YOUR GOAL: Search the records for the word "color" and pick out every line that has it.

SUPPLIED ENTRIES:
________________________
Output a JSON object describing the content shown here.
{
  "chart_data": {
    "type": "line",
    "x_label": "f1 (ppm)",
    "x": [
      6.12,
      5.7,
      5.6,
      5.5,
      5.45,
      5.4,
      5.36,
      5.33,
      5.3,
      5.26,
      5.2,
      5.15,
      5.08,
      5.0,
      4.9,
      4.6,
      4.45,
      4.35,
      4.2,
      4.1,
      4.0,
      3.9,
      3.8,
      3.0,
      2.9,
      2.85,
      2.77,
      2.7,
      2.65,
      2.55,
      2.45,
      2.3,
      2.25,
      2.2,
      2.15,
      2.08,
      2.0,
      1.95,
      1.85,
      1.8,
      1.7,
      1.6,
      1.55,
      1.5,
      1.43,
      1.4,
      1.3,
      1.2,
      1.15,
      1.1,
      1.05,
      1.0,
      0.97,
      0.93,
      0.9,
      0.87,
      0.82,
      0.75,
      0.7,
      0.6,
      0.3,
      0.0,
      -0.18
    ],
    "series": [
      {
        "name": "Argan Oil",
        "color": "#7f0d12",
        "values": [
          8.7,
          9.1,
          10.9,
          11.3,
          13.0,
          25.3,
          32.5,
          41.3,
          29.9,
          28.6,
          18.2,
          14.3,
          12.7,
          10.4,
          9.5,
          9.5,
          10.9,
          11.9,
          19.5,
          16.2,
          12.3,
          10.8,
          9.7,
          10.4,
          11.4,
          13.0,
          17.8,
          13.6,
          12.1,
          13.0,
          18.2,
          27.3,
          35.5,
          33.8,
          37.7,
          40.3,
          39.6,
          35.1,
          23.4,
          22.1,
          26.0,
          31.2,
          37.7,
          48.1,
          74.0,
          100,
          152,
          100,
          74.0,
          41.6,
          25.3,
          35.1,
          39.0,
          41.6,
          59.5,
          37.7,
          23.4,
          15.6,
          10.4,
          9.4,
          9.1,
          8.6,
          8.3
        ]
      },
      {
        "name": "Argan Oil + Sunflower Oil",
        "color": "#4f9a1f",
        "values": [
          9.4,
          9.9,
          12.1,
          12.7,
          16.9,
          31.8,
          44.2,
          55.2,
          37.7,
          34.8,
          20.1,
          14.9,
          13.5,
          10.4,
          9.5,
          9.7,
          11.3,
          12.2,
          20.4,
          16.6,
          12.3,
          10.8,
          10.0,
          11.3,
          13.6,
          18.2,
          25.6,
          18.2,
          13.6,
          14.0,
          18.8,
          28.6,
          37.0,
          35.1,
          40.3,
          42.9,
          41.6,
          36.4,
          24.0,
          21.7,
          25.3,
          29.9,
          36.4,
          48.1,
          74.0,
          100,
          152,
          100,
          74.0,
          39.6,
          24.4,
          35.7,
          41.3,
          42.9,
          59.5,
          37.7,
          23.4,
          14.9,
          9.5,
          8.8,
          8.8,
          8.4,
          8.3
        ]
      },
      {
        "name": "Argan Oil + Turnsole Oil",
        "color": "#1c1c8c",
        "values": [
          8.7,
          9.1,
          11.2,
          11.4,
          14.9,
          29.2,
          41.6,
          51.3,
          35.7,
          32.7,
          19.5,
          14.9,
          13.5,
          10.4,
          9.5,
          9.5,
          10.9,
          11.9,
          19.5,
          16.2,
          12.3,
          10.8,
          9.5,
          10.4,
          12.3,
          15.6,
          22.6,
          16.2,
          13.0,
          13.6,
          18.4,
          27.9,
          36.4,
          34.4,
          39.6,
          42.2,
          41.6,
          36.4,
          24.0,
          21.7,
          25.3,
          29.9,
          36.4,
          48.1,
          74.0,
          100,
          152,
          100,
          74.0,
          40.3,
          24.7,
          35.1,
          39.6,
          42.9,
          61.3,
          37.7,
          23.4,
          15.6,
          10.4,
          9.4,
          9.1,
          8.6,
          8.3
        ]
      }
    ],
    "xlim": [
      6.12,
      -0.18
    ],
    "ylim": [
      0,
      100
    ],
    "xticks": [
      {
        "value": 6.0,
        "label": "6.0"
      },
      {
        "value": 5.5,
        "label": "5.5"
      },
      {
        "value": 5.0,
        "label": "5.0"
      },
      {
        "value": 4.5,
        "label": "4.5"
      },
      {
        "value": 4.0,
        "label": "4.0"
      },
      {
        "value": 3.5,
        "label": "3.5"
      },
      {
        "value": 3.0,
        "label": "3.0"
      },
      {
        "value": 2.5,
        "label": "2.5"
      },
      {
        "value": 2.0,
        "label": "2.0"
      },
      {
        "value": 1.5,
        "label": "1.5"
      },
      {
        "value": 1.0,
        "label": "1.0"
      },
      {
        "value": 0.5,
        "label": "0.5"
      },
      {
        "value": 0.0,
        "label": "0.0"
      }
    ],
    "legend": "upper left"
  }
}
________________________
ANSWER BELOW:
        "color": "#7f0d12",
        "color": "#4f9a1f",
        "color": "#1c1c8c",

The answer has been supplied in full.